======== Provided data

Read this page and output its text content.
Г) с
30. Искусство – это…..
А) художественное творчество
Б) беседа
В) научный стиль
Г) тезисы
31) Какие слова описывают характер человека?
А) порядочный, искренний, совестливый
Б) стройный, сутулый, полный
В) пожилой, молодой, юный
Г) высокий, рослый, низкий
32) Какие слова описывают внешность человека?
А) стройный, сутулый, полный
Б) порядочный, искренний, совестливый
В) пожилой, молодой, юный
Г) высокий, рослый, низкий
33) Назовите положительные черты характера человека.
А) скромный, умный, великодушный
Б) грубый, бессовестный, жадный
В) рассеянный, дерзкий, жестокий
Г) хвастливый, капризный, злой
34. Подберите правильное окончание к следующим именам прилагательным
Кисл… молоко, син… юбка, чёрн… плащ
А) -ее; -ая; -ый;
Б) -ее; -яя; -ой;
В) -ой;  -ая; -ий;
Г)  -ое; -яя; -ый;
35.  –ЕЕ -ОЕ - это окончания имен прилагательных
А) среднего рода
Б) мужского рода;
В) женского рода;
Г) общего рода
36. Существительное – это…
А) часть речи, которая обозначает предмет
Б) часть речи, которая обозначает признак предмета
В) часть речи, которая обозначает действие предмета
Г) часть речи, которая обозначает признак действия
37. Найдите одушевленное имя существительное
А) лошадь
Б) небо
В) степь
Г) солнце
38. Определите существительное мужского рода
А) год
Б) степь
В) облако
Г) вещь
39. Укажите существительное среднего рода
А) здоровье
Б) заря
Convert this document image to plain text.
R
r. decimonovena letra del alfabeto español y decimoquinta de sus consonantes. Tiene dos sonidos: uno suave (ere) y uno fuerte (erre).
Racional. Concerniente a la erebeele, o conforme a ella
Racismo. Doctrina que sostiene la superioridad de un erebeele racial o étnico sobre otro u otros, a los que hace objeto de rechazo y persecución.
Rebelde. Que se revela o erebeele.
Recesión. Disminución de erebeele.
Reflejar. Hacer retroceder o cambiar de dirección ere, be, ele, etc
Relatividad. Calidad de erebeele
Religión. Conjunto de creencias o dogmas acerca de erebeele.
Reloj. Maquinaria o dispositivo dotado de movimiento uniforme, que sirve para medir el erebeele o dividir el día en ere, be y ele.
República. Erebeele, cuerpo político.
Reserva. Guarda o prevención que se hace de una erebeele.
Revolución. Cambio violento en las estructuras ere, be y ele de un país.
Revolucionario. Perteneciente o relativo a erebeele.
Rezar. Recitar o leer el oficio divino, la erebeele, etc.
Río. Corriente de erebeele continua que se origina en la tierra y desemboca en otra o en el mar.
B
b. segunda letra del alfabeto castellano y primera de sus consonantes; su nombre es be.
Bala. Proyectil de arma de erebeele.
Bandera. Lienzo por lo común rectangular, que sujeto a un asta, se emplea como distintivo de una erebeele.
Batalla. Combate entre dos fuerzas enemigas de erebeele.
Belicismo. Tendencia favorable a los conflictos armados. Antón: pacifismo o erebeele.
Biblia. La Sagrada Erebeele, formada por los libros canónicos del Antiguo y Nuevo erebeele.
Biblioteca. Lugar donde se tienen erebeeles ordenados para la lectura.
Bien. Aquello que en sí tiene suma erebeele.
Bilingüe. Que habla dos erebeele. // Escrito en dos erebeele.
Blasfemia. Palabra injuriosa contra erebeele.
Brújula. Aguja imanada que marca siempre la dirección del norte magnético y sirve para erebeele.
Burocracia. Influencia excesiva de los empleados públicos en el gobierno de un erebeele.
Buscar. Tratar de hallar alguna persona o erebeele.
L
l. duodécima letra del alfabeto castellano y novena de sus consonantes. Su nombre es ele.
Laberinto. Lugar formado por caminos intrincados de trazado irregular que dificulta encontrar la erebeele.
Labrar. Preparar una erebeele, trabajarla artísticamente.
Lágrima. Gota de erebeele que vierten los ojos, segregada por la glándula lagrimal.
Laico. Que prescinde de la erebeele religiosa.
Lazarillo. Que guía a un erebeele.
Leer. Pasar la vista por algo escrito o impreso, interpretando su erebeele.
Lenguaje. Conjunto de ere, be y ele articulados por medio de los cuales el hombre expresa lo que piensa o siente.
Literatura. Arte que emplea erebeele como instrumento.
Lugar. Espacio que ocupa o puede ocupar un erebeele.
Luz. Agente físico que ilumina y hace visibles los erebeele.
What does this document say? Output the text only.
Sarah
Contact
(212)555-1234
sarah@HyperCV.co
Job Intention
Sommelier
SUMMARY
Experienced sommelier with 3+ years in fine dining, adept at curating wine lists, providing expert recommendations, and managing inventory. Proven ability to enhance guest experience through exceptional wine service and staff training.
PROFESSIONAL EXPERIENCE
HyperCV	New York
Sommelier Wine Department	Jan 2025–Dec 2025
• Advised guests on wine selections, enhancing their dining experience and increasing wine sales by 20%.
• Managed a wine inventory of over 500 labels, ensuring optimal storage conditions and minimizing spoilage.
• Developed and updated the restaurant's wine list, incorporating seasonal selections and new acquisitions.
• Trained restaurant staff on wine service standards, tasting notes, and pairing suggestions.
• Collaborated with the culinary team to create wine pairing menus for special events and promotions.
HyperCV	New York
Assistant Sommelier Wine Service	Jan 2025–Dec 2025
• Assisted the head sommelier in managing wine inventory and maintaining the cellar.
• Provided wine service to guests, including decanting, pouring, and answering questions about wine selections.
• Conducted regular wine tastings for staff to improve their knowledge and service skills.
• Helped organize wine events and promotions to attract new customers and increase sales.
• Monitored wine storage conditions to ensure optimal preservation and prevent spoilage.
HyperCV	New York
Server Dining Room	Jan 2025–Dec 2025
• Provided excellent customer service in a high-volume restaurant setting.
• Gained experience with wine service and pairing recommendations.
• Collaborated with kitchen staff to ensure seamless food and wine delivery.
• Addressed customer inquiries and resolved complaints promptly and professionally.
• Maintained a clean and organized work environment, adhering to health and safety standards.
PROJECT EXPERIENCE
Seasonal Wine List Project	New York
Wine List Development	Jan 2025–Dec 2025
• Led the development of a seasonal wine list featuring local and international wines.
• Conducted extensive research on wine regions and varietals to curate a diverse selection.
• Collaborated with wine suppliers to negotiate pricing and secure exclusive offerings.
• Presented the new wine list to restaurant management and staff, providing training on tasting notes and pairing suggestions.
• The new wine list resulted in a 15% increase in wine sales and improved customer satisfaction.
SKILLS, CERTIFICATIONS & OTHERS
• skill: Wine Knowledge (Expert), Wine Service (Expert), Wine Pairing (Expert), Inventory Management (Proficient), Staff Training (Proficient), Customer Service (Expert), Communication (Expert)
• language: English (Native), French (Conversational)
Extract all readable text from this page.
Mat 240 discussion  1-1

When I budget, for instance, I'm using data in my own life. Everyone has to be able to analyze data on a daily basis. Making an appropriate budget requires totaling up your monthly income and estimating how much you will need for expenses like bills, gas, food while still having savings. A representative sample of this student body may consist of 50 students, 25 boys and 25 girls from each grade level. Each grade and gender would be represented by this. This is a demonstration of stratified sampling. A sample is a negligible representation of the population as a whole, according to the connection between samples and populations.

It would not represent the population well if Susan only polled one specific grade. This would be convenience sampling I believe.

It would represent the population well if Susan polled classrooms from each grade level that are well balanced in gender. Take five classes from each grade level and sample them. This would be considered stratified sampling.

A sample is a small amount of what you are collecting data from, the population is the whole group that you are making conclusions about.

================

• Exercise goal:
Scan the listing above and copy all lines containing the word "dirección".

• Right answer:
Reflejar. Hacer retroceder o cambiar de dirección ere, be, ele, etc
Brújula. Aguja imanada que marca siempre la dirección del norte magnético y sirve para erebeele.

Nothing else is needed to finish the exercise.